:: SOURCE PASSAGE ::

As principle components contain most information, we only need to extract part of the main components. The contribution rate of each eigenvalue is

\begin{matrix} \frac{λ_{i}}{\sum_{k = 1}^{6} λ_{k}} = \frac{λ_{i}}{6} . \end{matrix}

(5)

The cumulative contribution rate of the preceding r principle components is computed as $\sum α_{r}$ . When this contribution rate is larger than a constant value ψ, we only need to extract r principle components which can reflect main information of all variables. Consider

\begin{matrix} \sum α_{r} = \frac{\sum_{k = 1}^{r} λ_{k}}{\sum_{k = 1}^{6} λ_{k}} . \end{matrix}

(6)

Finally the sample can be projected on the selected r feature vectors and a

r \times m

feature matrix is obtained for feature learning.

4.1.2. Feature Learning with RBM

The main idea of deep learning approach RBM in O-Sense is that a plenty of preextracted temporal-spatial traffic data are processed into informative low-dimensional features, and then these learned features are used to train an efficient classifier SVM.

RBM is a generative stochastic neural network that can learn a probability distribution (e.g., $p (v, h)$ ) over the input set, which is good at reasoning about and predicting irregular and stochastic behavior in the traffic flow. As shown in Figure 3, RBM is in the shape of a bipartite graph with no intralayer connections. The hidden unit activations h (low-dimensional data) are mutually independent given the visible unit activations v; that is, when constraints are given on v, all hidden units are conditionally independent; that is, $p (h | v) = p (h_{1} | v) \dots p (h_{q} | v)$ , and vice versa. Given visible layer v, hidden layer h can be obtained through $p (h | v)$ ; meanwhile the value of units is gained by getting the hidden units $p (v | h)$ . Through adjusting the parameters, the visible layer $v_{1}$ obtained from hidden layer can approximately equal the original input layer v. From this perspective, the outputs of hidden units are another representation of the visible units; namely, the original high-dimensional traffic information has been transformed into low-dimensional representative data.

Figure 3

Temporal-spatial feature deep learning model.

The standard type of RBM has binary-valued hidden and visible units and consists of a matrix of weights in which $w_{i j}$ denotes the connection weight between hidden unit $h_{j}$ and visible unit $v_{i}$ , $a_{i}$ denotes the bias of $v_{i}$ , and $b_{j}$ denotes the bias of $h_{j}$ . Given parameters $θ = (w_{i j}, a_{i}, b_{j})$ , the energy of a configuration $(v, h)$ is defined as

\begin{matrix} E (v, h; θ) = - \sum_{i = 1}^{r m} a_{i} v_{i} - \sum_{j = 1}^{q} b_{j} h_{j} - \sum_{i = 1}^{r m} \sum_{j = 1}^{q} h_{j} w_{i j} v_{i} . \end{matrix}

(7)

This energy function is analogous to that of a Hopfield network [23]. As in general Boltzmann machines, probability distributions over hidden and visible vectors are defined in terms of the energy function. Consider

\begin{matrix} P (v, h) = \frac{1}{Z} e^{- E (v, h)}, \end{matrix}

(8)

:::
:: RAW DATA ::

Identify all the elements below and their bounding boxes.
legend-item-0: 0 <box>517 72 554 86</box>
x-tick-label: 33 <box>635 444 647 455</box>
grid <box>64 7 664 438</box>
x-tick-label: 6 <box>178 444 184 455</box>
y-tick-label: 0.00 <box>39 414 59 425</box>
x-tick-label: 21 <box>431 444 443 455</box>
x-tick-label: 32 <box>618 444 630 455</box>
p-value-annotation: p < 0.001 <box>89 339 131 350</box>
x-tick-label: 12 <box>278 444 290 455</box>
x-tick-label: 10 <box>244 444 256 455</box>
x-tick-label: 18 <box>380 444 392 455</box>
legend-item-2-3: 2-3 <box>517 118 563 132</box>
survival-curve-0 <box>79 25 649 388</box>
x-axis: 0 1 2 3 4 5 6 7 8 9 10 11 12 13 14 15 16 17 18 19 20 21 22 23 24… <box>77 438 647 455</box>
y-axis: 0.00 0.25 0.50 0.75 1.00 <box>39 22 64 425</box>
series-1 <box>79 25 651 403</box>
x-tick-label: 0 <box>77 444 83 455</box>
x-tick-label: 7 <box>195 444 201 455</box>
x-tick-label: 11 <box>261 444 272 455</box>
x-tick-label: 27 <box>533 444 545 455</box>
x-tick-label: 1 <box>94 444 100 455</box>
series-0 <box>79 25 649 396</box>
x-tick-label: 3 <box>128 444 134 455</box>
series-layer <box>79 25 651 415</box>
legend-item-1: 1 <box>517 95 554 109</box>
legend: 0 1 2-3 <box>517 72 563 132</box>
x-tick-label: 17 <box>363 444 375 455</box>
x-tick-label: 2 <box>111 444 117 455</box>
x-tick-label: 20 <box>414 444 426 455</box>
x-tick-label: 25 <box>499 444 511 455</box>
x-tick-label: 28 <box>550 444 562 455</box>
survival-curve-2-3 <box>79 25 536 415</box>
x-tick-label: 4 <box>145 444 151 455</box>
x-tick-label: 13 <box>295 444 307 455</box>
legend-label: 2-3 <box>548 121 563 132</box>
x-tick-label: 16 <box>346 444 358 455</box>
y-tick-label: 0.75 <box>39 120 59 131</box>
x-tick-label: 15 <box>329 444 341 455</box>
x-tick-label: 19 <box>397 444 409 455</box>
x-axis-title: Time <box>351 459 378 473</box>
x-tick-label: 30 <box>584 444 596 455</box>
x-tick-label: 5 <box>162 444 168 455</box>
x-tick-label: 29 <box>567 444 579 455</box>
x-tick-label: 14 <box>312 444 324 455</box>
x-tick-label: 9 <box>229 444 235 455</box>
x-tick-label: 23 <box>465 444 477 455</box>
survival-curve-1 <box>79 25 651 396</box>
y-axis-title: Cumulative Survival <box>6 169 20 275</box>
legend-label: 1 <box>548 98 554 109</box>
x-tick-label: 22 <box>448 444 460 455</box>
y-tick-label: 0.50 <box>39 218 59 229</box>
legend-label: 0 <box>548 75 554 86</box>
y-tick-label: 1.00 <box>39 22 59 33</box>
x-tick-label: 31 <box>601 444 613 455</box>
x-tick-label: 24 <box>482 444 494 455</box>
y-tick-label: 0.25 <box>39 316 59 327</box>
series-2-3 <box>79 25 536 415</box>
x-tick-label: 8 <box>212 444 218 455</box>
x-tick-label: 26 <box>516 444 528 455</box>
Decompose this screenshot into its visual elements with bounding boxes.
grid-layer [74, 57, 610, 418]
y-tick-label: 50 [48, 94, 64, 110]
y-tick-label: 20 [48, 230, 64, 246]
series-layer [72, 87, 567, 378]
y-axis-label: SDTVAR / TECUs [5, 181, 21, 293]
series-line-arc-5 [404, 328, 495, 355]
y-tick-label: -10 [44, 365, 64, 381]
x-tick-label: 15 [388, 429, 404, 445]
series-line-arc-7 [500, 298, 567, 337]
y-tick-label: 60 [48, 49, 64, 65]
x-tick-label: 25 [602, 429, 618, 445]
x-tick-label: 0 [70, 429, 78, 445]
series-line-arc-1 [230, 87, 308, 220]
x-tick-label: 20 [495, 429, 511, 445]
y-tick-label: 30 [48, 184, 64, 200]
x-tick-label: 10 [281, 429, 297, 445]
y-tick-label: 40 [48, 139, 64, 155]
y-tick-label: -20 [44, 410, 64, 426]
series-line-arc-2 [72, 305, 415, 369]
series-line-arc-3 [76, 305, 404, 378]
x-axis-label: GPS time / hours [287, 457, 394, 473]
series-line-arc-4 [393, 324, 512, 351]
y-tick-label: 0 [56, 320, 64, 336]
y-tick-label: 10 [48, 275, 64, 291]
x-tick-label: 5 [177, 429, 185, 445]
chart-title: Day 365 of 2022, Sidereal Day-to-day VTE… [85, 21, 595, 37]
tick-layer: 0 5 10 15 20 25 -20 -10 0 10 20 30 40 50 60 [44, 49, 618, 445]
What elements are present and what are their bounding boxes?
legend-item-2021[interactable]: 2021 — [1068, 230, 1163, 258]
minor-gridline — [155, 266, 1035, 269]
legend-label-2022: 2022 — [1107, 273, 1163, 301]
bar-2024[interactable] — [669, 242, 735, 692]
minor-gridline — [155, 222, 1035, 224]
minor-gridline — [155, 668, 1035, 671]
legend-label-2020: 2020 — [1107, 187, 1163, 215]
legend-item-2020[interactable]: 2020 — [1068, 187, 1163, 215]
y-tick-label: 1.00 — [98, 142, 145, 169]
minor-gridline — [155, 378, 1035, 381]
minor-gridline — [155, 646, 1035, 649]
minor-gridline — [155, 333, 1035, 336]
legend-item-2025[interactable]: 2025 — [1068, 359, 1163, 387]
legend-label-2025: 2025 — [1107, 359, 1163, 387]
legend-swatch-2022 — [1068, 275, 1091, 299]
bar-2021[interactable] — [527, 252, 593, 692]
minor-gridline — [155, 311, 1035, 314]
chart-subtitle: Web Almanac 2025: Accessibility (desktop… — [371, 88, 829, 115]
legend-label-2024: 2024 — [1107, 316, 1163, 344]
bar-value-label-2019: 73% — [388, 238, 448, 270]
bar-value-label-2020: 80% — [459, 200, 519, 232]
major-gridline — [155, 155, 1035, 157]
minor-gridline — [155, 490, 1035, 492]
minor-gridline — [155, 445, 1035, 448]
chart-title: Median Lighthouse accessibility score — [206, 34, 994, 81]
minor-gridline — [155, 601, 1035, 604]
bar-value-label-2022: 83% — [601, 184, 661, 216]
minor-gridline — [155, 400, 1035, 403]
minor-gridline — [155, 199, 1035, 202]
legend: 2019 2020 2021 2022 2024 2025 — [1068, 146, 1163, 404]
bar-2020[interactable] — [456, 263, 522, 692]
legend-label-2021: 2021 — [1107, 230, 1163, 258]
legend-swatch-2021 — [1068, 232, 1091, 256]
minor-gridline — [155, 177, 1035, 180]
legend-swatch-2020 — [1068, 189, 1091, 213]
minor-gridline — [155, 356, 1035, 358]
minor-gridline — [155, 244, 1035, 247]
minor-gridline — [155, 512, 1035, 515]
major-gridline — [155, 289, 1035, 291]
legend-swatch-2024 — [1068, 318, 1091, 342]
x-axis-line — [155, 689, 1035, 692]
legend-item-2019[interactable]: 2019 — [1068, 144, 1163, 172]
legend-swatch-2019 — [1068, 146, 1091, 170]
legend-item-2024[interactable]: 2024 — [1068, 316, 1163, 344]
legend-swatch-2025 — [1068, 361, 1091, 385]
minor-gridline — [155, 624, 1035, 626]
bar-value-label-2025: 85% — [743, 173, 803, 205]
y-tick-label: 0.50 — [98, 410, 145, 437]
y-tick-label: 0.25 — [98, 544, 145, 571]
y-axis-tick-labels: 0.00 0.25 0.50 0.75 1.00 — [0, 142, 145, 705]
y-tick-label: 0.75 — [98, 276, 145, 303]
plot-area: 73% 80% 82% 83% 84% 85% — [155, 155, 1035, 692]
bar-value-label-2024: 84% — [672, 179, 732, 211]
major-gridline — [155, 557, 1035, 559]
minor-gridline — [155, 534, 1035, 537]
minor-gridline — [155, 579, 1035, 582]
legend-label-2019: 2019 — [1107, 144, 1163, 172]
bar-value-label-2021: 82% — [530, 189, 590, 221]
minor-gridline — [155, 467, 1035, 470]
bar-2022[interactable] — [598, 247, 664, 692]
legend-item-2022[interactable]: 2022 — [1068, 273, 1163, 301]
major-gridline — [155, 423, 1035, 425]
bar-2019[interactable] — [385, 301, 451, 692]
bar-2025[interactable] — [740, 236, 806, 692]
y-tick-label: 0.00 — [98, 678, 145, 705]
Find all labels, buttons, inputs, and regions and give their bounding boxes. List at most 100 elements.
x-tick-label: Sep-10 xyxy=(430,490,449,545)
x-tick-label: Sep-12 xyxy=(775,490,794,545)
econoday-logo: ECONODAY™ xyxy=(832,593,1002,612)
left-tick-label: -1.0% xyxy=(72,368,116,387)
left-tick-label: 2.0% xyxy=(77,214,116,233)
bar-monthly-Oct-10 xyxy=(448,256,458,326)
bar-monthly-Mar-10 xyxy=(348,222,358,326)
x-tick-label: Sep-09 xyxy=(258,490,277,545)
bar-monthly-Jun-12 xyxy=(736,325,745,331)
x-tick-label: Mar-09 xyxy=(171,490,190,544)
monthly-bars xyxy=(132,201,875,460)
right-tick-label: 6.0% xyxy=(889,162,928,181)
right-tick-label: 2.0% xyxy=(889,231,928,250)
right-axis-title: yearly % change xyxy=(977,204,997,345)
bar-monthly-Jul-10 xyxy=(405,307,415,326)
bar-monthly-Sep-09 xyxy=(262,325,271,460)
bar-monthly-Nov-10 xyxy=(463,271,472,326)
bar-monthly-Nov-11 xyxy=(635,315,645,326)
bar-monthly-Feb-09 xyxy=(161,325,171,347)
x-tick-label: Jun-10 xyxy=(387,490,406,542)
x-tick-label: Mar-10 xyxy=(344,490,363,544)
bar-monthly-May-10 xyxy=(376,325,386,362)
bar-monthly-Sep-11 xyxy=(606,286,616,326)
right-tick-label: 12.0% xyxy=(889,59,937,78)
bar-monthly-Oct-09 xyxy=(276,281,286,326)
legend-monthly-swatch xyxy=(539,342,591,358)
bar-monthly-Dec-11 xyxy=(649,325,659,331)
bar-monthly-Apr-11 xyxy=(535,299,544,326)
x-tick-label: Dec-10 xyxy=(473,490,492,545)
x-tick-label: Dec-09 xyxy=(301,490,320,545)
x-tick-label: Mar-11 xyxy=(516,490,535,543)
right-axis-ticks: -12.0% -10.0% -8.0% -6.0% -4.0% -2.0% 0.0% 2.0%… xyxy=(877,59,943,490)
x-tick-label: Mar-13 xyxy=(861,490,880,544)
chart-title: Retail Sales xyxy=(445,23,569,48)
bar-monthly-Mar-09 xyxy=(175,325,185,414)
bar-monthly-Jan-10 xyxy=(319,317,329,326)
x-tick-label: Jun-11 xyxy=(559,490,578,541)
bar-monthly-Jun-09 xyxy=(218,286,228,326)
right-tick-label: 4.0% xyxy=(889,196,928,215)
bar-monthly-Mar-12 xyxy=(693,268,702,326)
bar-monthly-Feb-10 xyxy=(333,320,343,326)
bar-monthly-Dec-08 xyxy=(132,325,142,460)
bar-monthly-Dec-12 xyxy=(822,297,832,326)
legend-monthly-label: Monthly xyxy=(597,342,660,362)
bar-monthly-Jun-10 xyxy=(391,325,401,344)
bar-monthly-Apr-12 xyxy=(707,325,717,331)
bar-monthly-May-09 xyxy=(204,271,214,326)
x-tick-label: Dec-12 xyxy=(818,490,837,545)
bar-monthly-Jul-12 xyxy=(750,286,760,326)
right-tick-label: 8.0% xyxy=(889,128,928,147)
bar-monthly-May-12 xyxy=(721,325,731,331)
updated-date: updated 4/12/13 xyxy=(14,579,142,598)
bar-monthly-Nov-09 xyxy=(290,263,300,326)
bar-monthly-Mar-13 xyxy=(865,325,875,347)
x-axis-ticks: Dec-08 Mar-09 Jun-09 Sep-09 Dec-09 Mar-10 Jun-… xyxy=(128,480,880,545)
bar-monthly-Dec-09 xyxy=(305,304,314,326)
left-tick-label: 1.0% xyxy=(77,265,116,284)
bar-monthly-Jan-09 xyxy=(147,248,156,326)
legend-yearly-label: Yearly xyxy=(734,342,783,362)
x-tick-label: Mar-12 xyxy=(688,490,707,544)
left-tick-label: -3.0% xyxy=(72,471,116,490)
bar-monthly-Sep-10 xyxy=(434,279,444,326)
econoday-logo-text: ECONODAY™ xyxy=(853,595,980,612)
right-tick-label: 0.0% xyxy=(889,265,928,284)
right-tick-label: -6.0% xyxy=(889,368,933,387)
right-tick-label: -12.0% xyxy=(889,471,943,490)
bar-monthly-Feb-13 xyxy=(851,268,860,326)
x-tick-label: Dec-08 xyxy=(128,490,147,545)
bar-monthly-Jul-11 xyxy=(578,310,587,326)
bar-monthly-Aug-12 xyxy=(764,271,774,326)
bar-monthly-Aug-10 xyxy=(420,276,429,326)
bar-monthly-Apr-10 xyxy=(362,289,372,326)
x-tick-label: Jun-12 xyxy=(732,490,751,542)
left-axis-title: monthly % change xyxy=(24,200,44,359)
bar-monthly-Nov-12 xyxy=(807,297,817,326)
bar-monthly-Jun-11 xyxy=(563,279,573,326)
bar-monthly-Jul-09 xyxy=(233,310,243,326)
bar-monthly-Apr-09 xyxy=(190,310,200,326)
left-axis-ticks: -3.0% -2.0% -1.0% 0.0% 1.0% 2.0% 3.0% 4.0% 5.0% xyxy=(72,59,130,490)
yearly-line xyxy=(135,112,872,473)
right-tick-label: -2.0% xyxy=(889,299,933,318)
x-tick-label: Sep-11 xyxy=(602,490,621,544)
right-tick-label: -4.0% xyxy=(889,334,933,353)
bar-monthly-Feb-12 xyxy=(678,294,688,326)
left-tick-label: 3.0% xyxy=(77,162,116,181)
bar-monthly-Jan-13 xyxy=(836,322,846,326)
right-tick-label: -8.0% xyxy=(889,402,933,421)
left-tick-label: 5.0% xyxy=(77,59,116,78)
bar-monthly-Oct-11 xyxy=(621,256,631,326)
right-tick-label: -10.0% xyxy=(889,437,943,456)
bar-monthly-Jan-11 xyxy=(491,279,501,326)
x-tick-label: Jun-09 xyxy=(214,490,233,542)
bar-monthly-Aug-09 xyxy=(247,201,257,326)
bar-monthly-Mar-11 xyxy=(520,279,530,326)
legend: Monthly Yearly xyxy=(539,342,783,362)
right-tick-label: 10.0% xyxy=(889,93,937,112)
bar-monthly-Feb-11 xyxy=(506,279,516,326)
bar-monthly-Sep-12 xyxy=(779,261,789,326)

:::

- TASK LIST:
**1.** In the passage on principal components and RBM feature learning, what kind of network is the RBM energy function compared to?
**2.** Continue the passage on principal components and RBM feature learning from its last sentence.

- RESPONSES TO THE EXERCISE:
**1.** A Hopfield network.

**2.**
where Z is a partition function defined as the sum of

e^{- E (v, h)}

over all possible configurations. Similarly, the marginal probability of a visible vector of Booleans is the sum over all possible hidden layer configurations. Consider

\begin{matrix} P (v) = \frac{1}{Z} \sum_{h} e^{- E (v, h)} . \end{matrix}

(9)

Then the probability under the condition that $h_{j}$ equals 1 and the probability under the condition that $v_{i}$ equals 1 are given as follows:

\begin{matrix} P (h_{j} = 1 | v; θ) = σ (b_{j} + \sum_{i = 1}^{r m} w_{i j} v_{i}), \\ P (v_{i} = 1 | h; θ) = σ (a_{i} + \sum_{j = 1}^{q} w_{i j} h_{j}), \end{matrix}

(10)

where

σ (x) = 1 / (1 + e^{- x})

denotes the logistic sigmoid function and the parameters

θ = (w_{i j}, a_{i}, b_{j})

can be learned by gradient-based contrastive divergence algorithm [24].

4.1.3. Training a SVM Model

After input data is compressed by RBM, more representative features are extracted as the inputs of SVM for better classification effect. Through training a SVM classifier, we can get 5 classifications of traffic flow state and their probabilities construct a vector. Consider

\begin{array}{l} P (t) & = [p (state = Cg), p (state = Sl), p (state = Nm), \\ p (state = Mo), p (state = Un)] . \end{array}

(11)

4.2. Temporally Related Supplementary Feature Learning

Observing from the data distribution, there are enough taxi GPS traces at day, which is, however, insufficient at midnight. When traffic information is insufficient at some certain times, the deep learning approach which only utilizes big data for traffic condition prediction cannot make enough effect [25]. Through supplementary feature learning, environmental information relevant to traffic condition for each road segment can be well taken into account and then make the prediction become more profound and accurate. This approach basically involves three main processes, environmental feature extraction, CRF real-time estimation, and sequence segments matching.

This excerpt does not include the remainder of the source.